-- Begin --

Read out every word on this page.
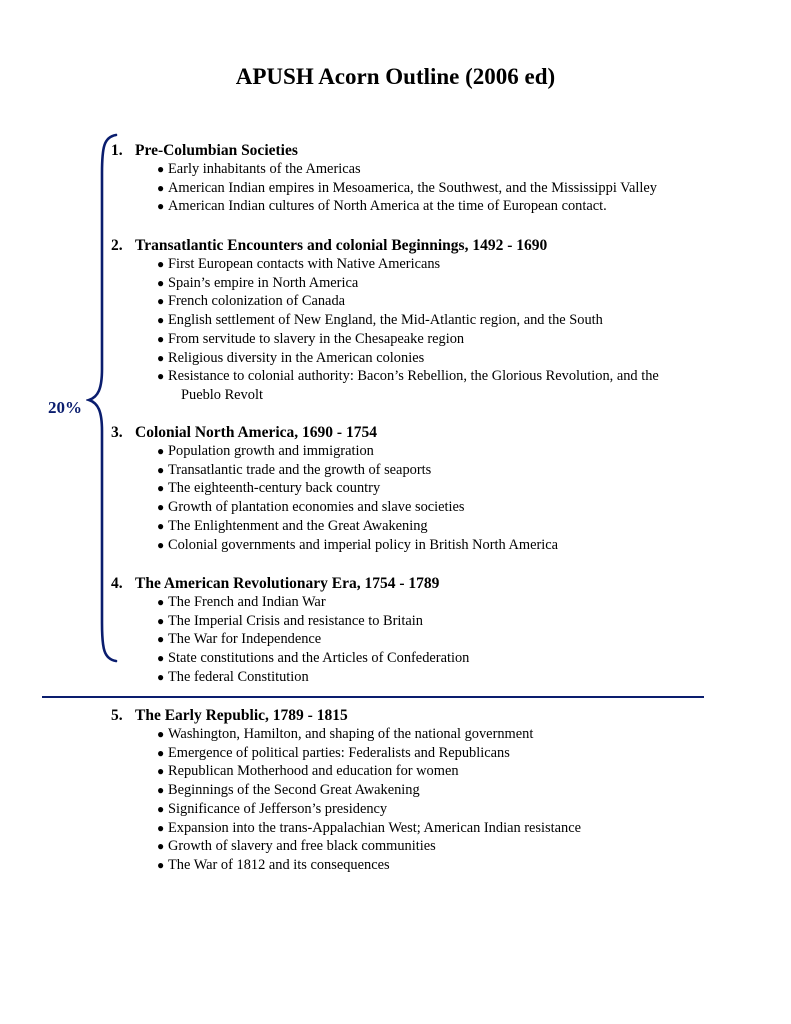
APUSH Acorn Outline (2006 ed)
20%
1. Pre-Columbian Societies
● Early inhabitants of the Americas
● American Indian empires in Mesoamerica, the Southwest, and the Mississippi Valley
● American Indian cultures of North America at the time of European contact.
2. Transatlantic Encounters and colonial Beginnings, 1492 - 1690
● First European contacts with Native Americans
● Spain’s empire in North America
● French colonization of Canada
● English settlement of New England, the Mid-Atlantic region, and the South
● From servitude to slavery in the Chesapeake region
● Religious diversity in the American colonies
● Resistance to colonial authority: Bacon’s Rebellion, the Glorious Revolution, and the
Pueblo Revolt
3. Colonial North America, 1690 - 1754
● Population growth and immigration
● Transatlantic trade and the growth of seaports
● The eighteenth-century back country
● Growth of plantation economies and slave societies
● The Enlightenment and the Great Awakening
● Colonial governments and imperial policy in British North America
4. The American Revolutionary Era, 1754 - 1789
● The French and Indian War
● The Imperial Crisis and resistance to Britain
● The War for Independence
● State constitutions and the Articles of Confederation
● The federal Constitution
5. The Early Republic, 1789 - 1815
● Washington, Hamilton, and shaping of the national government
● Emergence of political parties: Federalists and Republicans
● Republican Motherhood and education for women
● Beginnings of the Second Great Awakening
● Significance of Jefferson’s presidency
● Expansion into the trans-Appalachian West; American Indian resistance
● Growth of slavery and free black communities
● The War of 1812 and its consequences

-- End --

EXERCISE OBJECTIVE – Look through the entries and return every line where "Early" appears.

WORKED ANSWER –
● Early inhabitants of the Americas
5. The Early Republic, 1789 - 1815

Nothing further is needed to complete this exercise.